AIM OF THE TASK → Quote every line of the data below word for word, leaving out the pictures.

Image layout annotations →
--- START ---
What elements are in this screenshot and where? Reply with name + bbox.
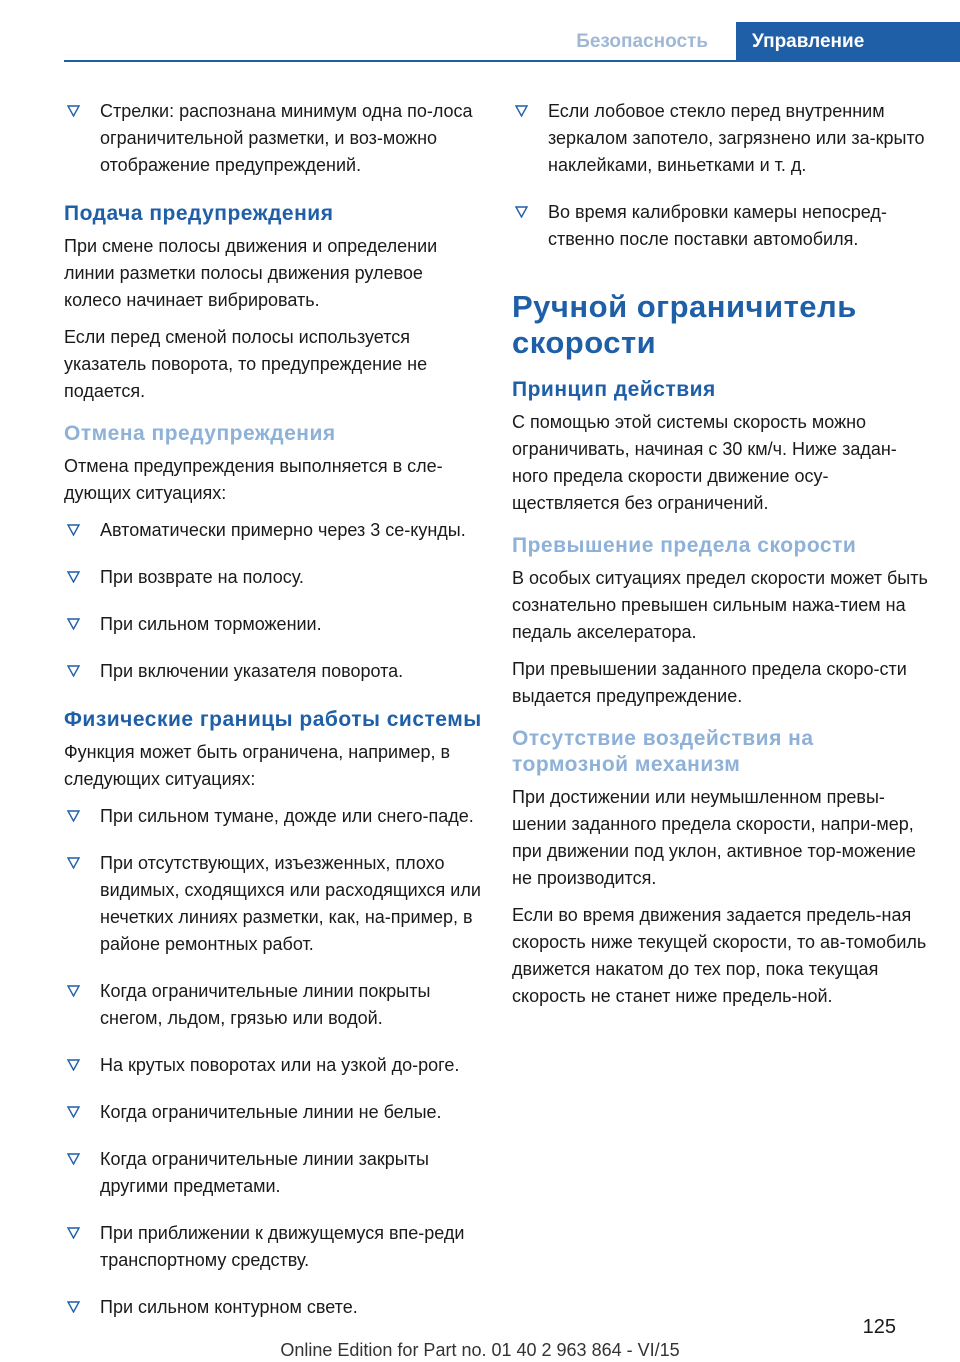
paragraph: Если во время движения задается предель-ная скорость ниже текущей скорости, то ав-томобиль движется накатом до тех пор, пока текущая скорость не станет ниже предель-ной.: [512, 905, 927, 1006]
paragraph: При смене полосы движения и определении линии разметки полосы движения рулевое колесо начинает вибрировать.: [64, 236, 438, 310]
section-title: Ручной ограничитель скорости: [512, 289, 857, 360]
edition-footer: Online Edition for Part no. 01 40 2 963 864 - VI/15: [280, 1340, 680, 1360]
right-column: [512, 98, 932, 1020]
cancel-bullets: [64, 517, 484, 685]
list-item: При включении указателя поворота.: [64, 658, 484, 685]
paragraph: Отмена предупреждения выполняется в сле-дующих ситуациях:: [64, 456, 443, 503]
triangle-bullet-icon: [67, 857, 80, 869]
limits-bullets: [64, 803, 484, 1321]
cancel-heading: Отмена предупреждения: [64, 422, 336, 445]
exceed-heading: Превышение предела скорости: [512, 534, 857, 557]
left-column: [64, 98, 484, 1343]
page-number: 125: [862, 1316, 896, 1338]
list-item: При сильном торможении.: [64, 611, 484, 638]
nav-tab-controls[interactable]: Управление: [736, 22, 960, 62]
list-item: Во время калибровки камеры непосред-ственно после поставки автомобиля.: [512, 199, 932, 253]
list-item: Автоматически примерно через 3 се-кунды.: [64, 517, 484, 544]
list-item: При сильном тумане, дожде или снего-паде.: [64, 803, 484, 830]
triangle-bullet-icon: [67, 985, 80, 997]
paragraph: При достижении или неумышленном превы-шении заданного предела скорости, напри-мер, при движении под уклон, активное тор-можение не производится.: [512, 787, 916, 888]
list-item: На крутых поворотах или на узкой до-роге.: [64, 1052, 484, 1079]
list-item: Если лобовое стекло перед внутренним зеркалом запотело, загрязнено или за-крыто наклейками, виньетками и т. д.: [512, 98, 932, 179]
list-item: При сильном контурном свете.: [64, 1294, 484, 1321]
nav-tab-safety[interactable]: Безопасность: [576, 31, 708, 52]
triangle-bullet-icon: [67, 618, 80, 630]
list-item: При возврате на полосу.: [64, 564, 484, 591]
brake-heading: Отсутствие воздействия на тормозной механизм: [512, 727, 814, 776]
triangle-bullet-icon: [67, 1153, 80, 1165]
triangle-bullet-icon: [67, 665, 80, 677]
list-item: Когда ограничительные линии закрыты другими предметами.: [64, 1146, 484, 1200]
paragraph: С помощью этой системы скорость можно ограничивать, начиная с 30 км/ч. Ниже задан-ного предела скорости движение осу-ществляется без ограничений.: [512, 412, 897, 513]
triangle-bullet-icon: [67, 1059, 80, 1071]
triangle-bullet-icon: [67, 1106, 80, 1118]
paragraph: Функция может быть ограничена, например, в следующих ситуациях:: [64, 742, 451, 789]
triangle-bullet-icon: [67, 1227, 80, 1239]
triangle-bullet-icon: [67, 105, 80, 117]
list-item: При отсутствующих, изъезженных, плохо видимых, сходящихся или расходящихся или нечетких линиях разметки, как, на-пример, в районе ремонтных работ.: [64, 850, 484, 958]
paragraph: В особых ситуациях предел скорости может быть сознательно превышен сильным нажа-тием на педаль акселератора.: [512, 568, 928, 642]
triangle-bullet-icon: [67, 571, 80, 583]
triangle-bullet-icon: [515, 206, 528, 218]
triangle-bullet-icon: [67, 524, 80, 536]
paragraph: Если перед сменой полосы используется указатель поворота, то предупреждение не подается.: [64, 327, 428, 401]
triangle-bullet-icon: [67, 1301, 80, 1313]
triangle-bullet-icon: [515, 105, 528, 117]
right-top-bullets: [512, 98, 932, 253]
paragraph: При превышении заданного предела скоро-сти выдается предупреждение.: [512, 659, 907, 706]
warning-heading: Подача предупреждения: [64, 202, 334, 225]
list-item: Когда ограничительные линии не белые.: [64, 1099, 484, 1126]
triangle-bullet-icon: [67, 810, 80, 822]
list-item: Когда ограничительные линии покрыты снегом, льдом, грязью или водой.: [64, 978, 484, 1032]
list-item: Стрелки: распознана минимум одна по-лоса ограничительной разметки, и воз-можно отображение предупреждений.: [64, 98, 484, 179]
left-top-bullets: [64, 98, 484, 179]
principle-heading: Принцип действия: [512, 378, 716, 401]
limits-heading: Физические границы работы системы: [64, 708, 482, 731]
list-item: При приближении к движущемуся впе-реди транспортному средству.: [64, 1220, 484, 1274]
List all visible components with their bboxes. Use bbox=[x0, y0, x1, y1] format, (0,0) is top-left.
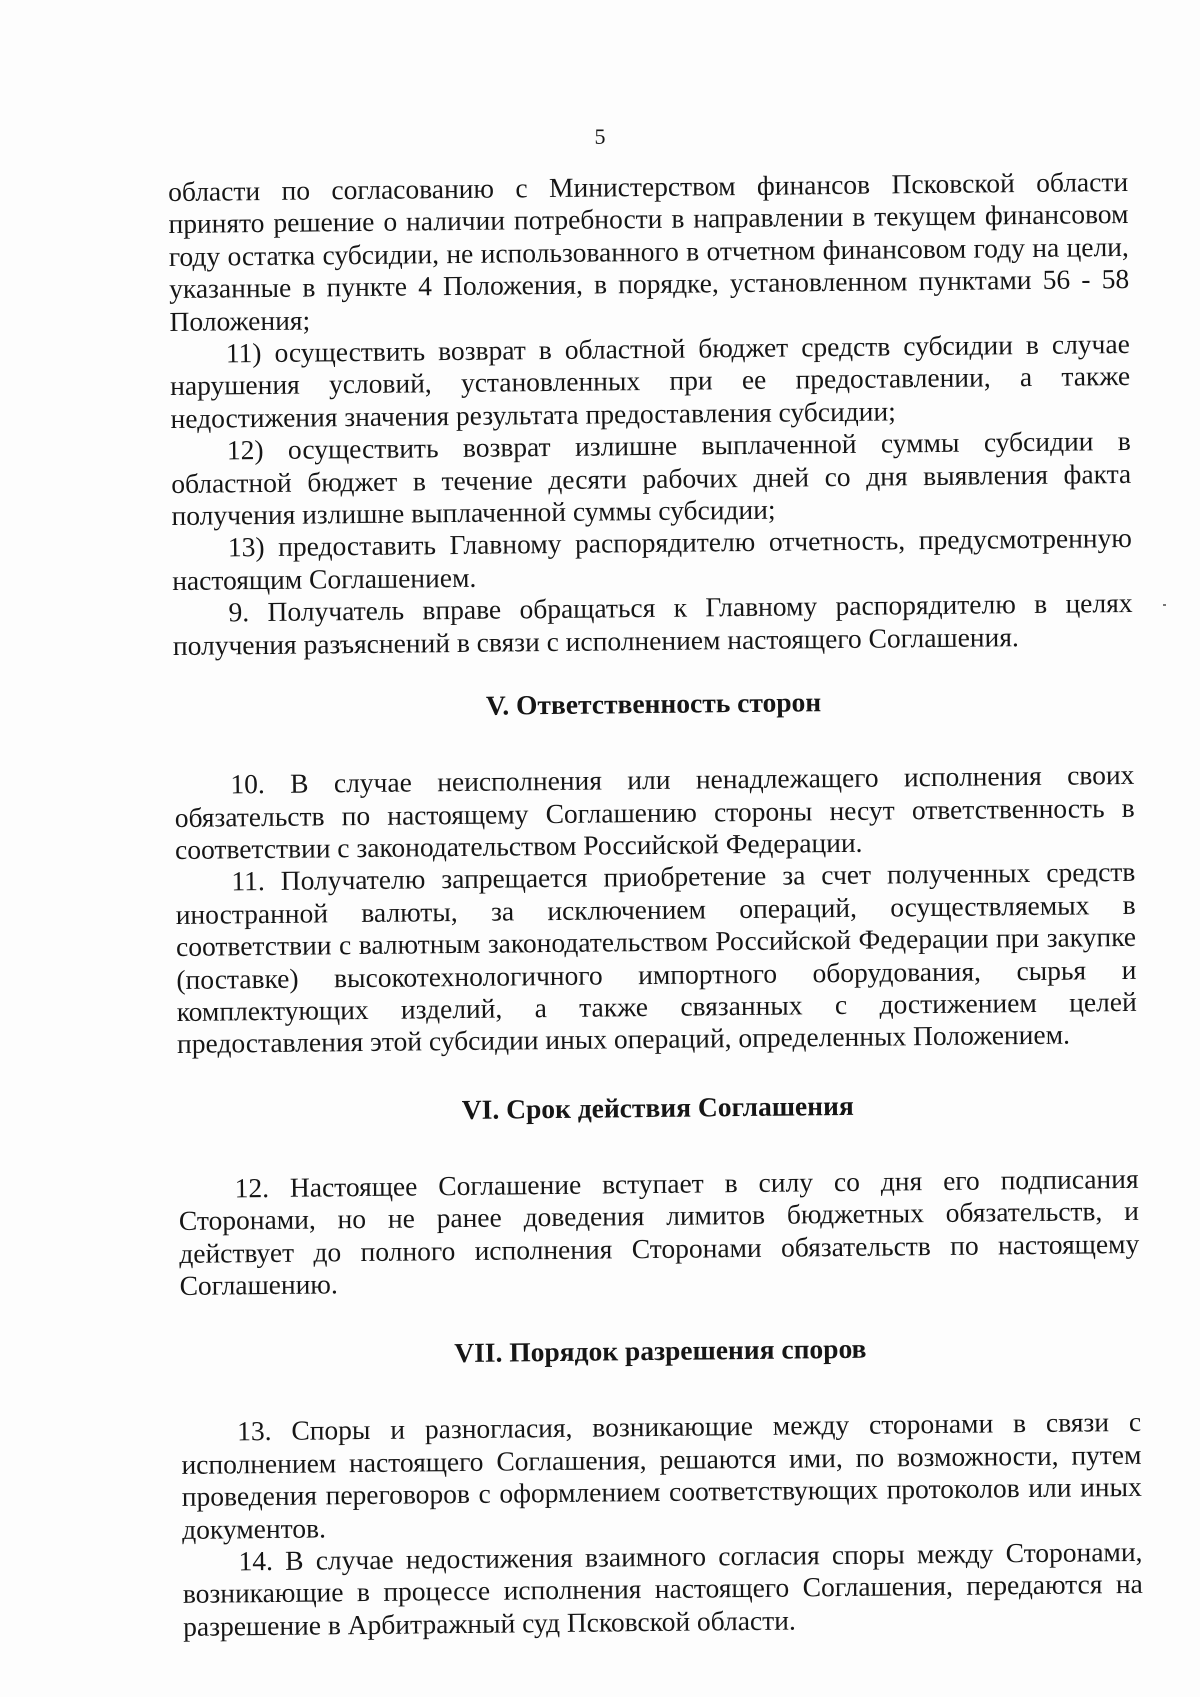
--- END ---
THE COMPLETED TASK →
What elements are in this screenshot and where? Reply with name + bbox.
paragraph: Если во время движения задается предель-ная скорость ниже текущей скорости, то ав-томобиль движется накатом до тех пор, пока текущая скорость не станет ниже предель-ной.: [512, 905, 927, 1006]
paragraph: При смене полосы движения и определении линии разметки полосы движения рулевое колесо начинает вибрировать.: [64, 236, 438, 310]
section-title: Ручной ограничитель скорости: [512, 289, 857, 360]
edition-footer: Online Edition for Part no. 01 40 2 963 864 - VI/15: [280, 1340, 680, 1360]
right-column: [512, 98, 932, 1020]
cancel-bullets: [64, 517, 484, 685]
list-item: При включении указателя поворота.: [64, 658, 484, 685]
paragraph: Отмена предупреждения выполняется в сле-дующих ситуациях:: [64, 456, 443, 503]
triangle-bullet-icon: [67, 857, 80, 869]
limits-bullets: [64, 803, 484, 1321]
cancel-heading: Отмена предупреждения: [64, 422, 336, 445]
exceed-heading: Превышение предела скорости: [512, 534, 857, 557]
left-column: [64, 98, 484, 1343]
page-number: 125: [862, 1316, 896, 1338]
list-item: При сильном торможении.: [64, 611, 484, 638]
nav-tab-controls[interactable]: Управление: [736, 22, 960, 62]
list-item: Во время калибровки камеры непосред-ственно после поставки автомобиля.: [512, 199, 932, 253]
list-item: Автоматически примерно через 3 се-кунды.: [64, 517, 484, 544]
list-item: При сильном тумане, дожде или снего-паде.: [64, 803, 484, 830]
triangle-bullet-icon: [67, 985, 80, 997]
paragraph: При достижении или неумышленном превы-шении заданного предела скорости, напри-мер, при движении под уклон, активное тор-можение не производится.: [512, 787, 916, 888]
list-item: На крутых поворотах или на узкой до-роге.: [64, 1052, 484, 1079]
list-item: Если лобовое стекло перед внутренним зеркалом запотело, загрязнено или за-крыто наклейками, виньетками и т. д.: [512, 98, 932, 179]
list-item: При сильном контурном свете.: [64, 1294, 484, 1321]
nav-tab-safety[interactable]: Безопасность: [576, 31, 708, 52]
triangle-bullet-icon: [67, 618, 80, 630]
list-item: При возврате на полосу.: [64, 564, 484, 591]
brake-heading: Отсутствие воздействия на тормозной механизм: [512, 727, 814, 776]
triangle-bullet-icon: [67, 1153, 80, 1165]
triangle-bullet-icon: [67, 665, 80, 677]
list-item: Когда ограничительные линии закрыты другими предметами.: [64, 1146, 484, 1200]
paragraph: С помощью этой системы скорость можно ограничивать, начиная с 30 км/ч. Ниже задан-ного предела скорости движение осу-ществляется без ограничений.: [512, 412, 897, 513]
triangle-bullet-icon: [67, 1059, 80, 1071]
triangle-bullet-icon: [67, 1106, 80, 1118]
paragraph: Функция может быть ограничена, например, в следующих ситуациях:: [64, 742, 451, 789]
triangle-bullet-icon: [67, 1227, 80, 1239]
triangle-bullet-icon: [67, 105, 80, 117]
list-item: При отсутствующих, изъезженных, плохо видимых, сходящихся или расходящихся или нечетких линиях разметки, как, на-пример, в районе ремонтных работ.: [64, 850, 484, 958]
paragraph: В особых ситуациях предел скорости может быть сознательно превышен сильным нажа-тием на педаль акселератора.: [512, 568, 928, 642]
triangle-bullet-icon: [67, 571, 80, 583]
triangle-bullet-icon: [515, 206, 528, 218]
triangle-bullet-icon: [67, 524, 80, 536]
paragraph: Если перед сменой полосы используется указатель поворота, то предупреждение не подается.: [64, 327, 428, 401]
triangle-bullet-icon: [67, 1301, 80, 1313]
triangle-bullet-icon: [515, 105, 528, 117]
right-top-bullets: [512, 98, 932, 253]
paragraph: При превышении заданного предела скоро-сти выдается предупреждение.: [512, 659, 907, 706]
warning-heading: Подача предупреждения: [64, 202, 334, 225]
list-item: Когда ограничительные линии не белые.: [64, 1099, 484, 1126]
triangle-bullet-icon: [67, 810, 80, 822]
list-item: Когда ограничительные линии покрыты снегом, льдом, грязью или водой.: [64, 978, 484, 1032]
list-item: Стрелки: распознана минимум одна по-лоса ограничительной разметки, и воз-можно отображение предупреждений.: [64, 98, 484, 179]
left-top-bullets: [64, 98, 484, 179]
principle-heading: Принцип действия: [512, 378, 716, 401]
limits-heading: Физические границы работы системы: [64, 708, 482, 731]
list-item: При приближении к движущемуся впе-реди транспортному средству.: [64, 1220, 484, 1274]
List all visible components with their bboxes. Use bbox=[x0, y0, x1, y1] format, (0,0) is top-left.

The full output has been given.